▸ **GIVEN INSTRUCTION**
Transcribe exactly the entries from the "Extract all readable text from this page." line to the end, both included, minus pictures.

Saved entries
## Begin

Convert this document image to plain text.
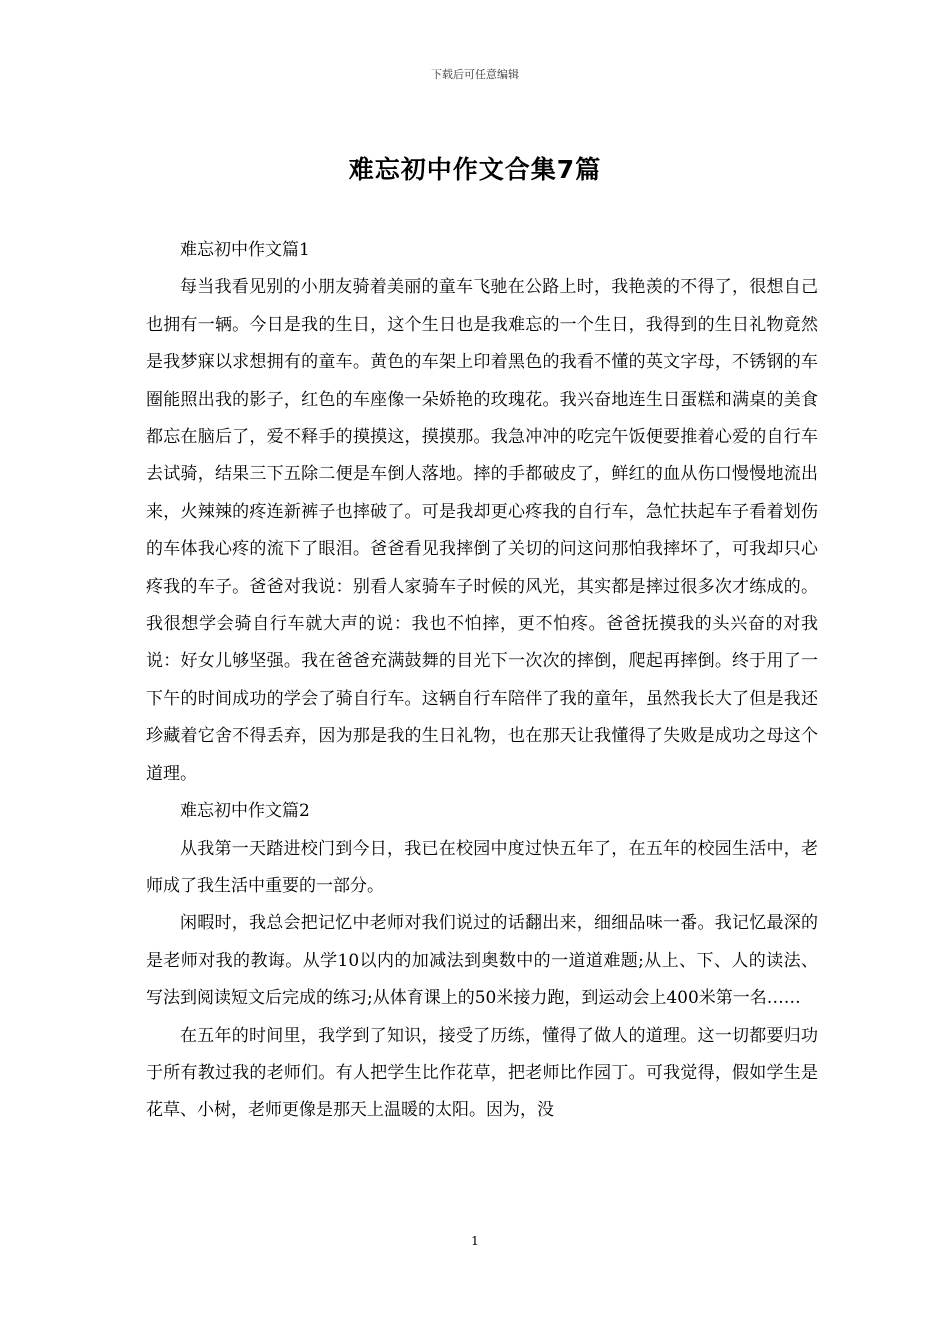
下载后可任意编辑
难忘初中作文合集7篇

难忘初中作文篇1

每当我看见别的小朋友骑着美丽的童车飞驰在公路上时，我艳羡的不得了，很想自己也拥有一辆。今日是我的生日，这个生日也是我难忘的一个生日，我得到的生日礼物竟然是我梦寐以求想拥有的童车。黄色的车架上印着黑色的我看不懂的英文字母，不锈钢的车圈能照出我的影子，红色的车座像一朵娇艳的玫瑰花。我兴奋地连生日蛋糕和满桌的美食都忘在脑后了，爱不释手的摸摸这，摸摸那。我急冲冲的吃完午饭便要推着心爱的自行车去试骑，结果三下五除二便是车倒人落地。摔的手都破皮了，鲜红的血从伤口慢慢地流出来，火辣辣的疼连新裤子也摔破了。可是我却更心疼我的自行车，急忙扶起车子看着划伤的车体我心疼的流下了眼泪。爸爸看见我摔倒了关切的问这问那怕我摔坏了，可我却只心疼我的车子。爸爸对我说：别看人家骑车子时候的风光，其实都是摔过很多次才练成的。我很想学会骑自行车就大声的说：我也不怕摔，更不怕疼。爸爸抚摸我的头兴奋的对我说：好女儿够坚强。我在爸爸充满鼓舞的目光下一次次的摔倒，爬起再摔倒。终于用了一下午的时间成功的学会了骑自行车。这辆自行车陪伴了我的童年，虽然我长大了但是我还珍藏着它舍不得丢弃，因为那是我的生日礼物，也在那天让我懂得了失败是成功之母这个道理。

难忘初中作文篇2

从我第一天踏进校门到今日，我已在校园中度过快五年了，在五年的校园生活中，老师成了我生活中重要的一部分。

闲暇时，我总会把记忆中老师对我们说过的话翻出来，细细品味一番。我记忆最深的是老师对我的教诲。从学10以内的加减法到奥数中的一道道难题;从上、下、人的读法、写法到阅读短文后完成的练习;从体育课上的50米接力跑，到运动会上400米第一名……

在五年的时间里，我学到了知识，接受了历练，懂得了做人的道理。这一切都要归功于所有教过我的老师们。有人把学生比作花草，把老师比作园丁。可我觉得，假如学生是花草、小树，老师更像是那天上温暖的太阳。因为，没

1
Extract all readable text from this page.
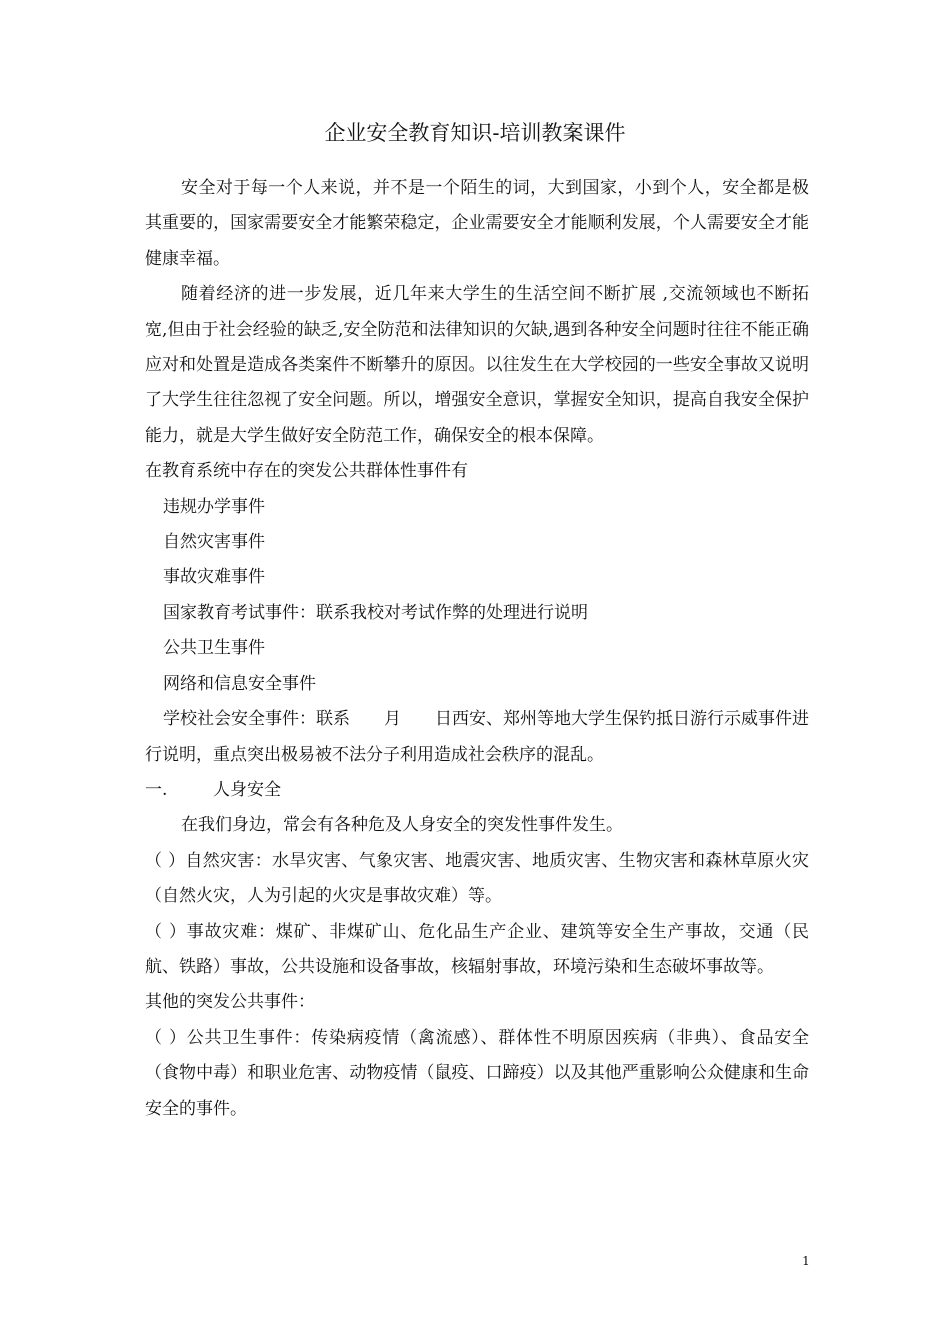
企业安全教育知识-培训教案课件

安全对于每一个人来说，并不是一个陌生的词，大到国家，小到个人，安全都是极其重要的，国家需要安全才能繁荣稳定，企业需要安全才能顺利发展，个人需要安全才能健康幸福。

随着经济的进一步发展，近几年来大学生的生活空间不断扩展 ,交流领域也不断拓宽,但由于社会经验的缺乏,安全防范和法律知识的欠缺,遇到各种安全问题时往往不能正确应对和处置是造成各类案件不断攀升的原因。以往发生在大学校园的一些安全事故又说明了大学生往往忽视了安全问题。所以，增强安全意识，掌握安全知识，提高自我安全保护能力，就是大学生做好安全防范工作，确保安全的根本保障。

在教育系统中存在的突发公共群体性事件有

违规办学事件

自然灾害事件

事故灾难事件

国家教育考试事件：联系我校对考试作弊的处理进行说明

公共卫生事件

网络和信息安全事件

学校社会安全事件：联系　　月　　日西安、郑州等地大学生保钓抵日游行示威事件进行说明，重点突出极易被不法分子利用造成社会秩序的混乱。

一.	人身安全

在我们身边，常会有各种危及人身安全的突发性事件发生。

（ ）自然灾害：水旱灾害、气象灾害、地震灾害、地质灾害、生物灾害和森林草原火灾（自然火灾，人为引起的火灾是事故灾难）等。

（ ）事故灾难：煤矿、非煤矿山、危化品生产企业、建筑等安全生产事故，交通（民航、铁路）事故，公共设施和设备事故，核辐射事故，环境污染和生态破坏事故等。

其他的突发公共事件：

（ ）公共卫生事件：传染病疫情（禽流感）、群体性不明原因疾病（非典）、食品安全（食物中毒）和职业危害、动物疫情（鼠疫、口蹄疫）以及其他严重影响公众健康和生命安全的事件。

1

## End

▸ **RESULT OF THIS TASK**
Extract all readable text from this page.
企业安全教育知识-培训教案课件

安全对于每一个人来说，并不是一个陌生的词，大到国家，小到个人，安全都是极其重要的，国家需要安全才能繁荣稳定，企业需要安全才能顺利发展，个人需要安全才能健康幸福。

随着经济的进一步发展，近几年来大学生的生活空间不断扩展 ,交流领域也不断拓宽,但由于社会经验的缺乏,安全防范和法律知识的欠缺,遇到各种安全问题时往往不能正确应对和处置是造成各类案件不断攀升的原因。以往发生在大学校园的一些安全事故又说明了大学生往往忽视了安全问题。所以，增强安全意识，掌握安全知识，提高自我安全保护能力，就是大学生做好安全防范工作，确保安全的根本保障。

在教育系统中存在的突发公共群体性事件有

违规办学事件

自然灾害事件

事故灾难事件

国家教育考试事件：联系我校对考试作弊的处理进行说明

公共卫生事件

网络和信息安全事件

学校社会安全事件：联系　　月　　日西安、郑州等地大学生保钓抵日游行示威事件进行说明，重点突出极易被不法分子利用造成社会秩序的混乱。

一.	人身安全

在我们身边，常会有各种危及人身安全的突发性事件发生。

（ ）自然灾害：水旱灾害、气象灾害、地震灾害、地质灾害、生物灾害和森林草原火灾（自然火灾，人为引起的火灾是事故灾难）等。

（ ）事故灾难：煤矿、非煤矿山、危化品生产企业、建筑等安全生产事故，交通（民航、铁路）事故，公共设施和设备事故，核辐射事故，环境污染和生态破坏事故等。

其他的突发公共事件：

（ ）公共卫生事件：传染病疫情（禽流感）、群体性不明原因疾病（非典）、食品安全（食物中毒）和职业危害、动物疫情（鼠疫、口蹄疫）以及其他严重影响公众健康和生命安全的事件。

1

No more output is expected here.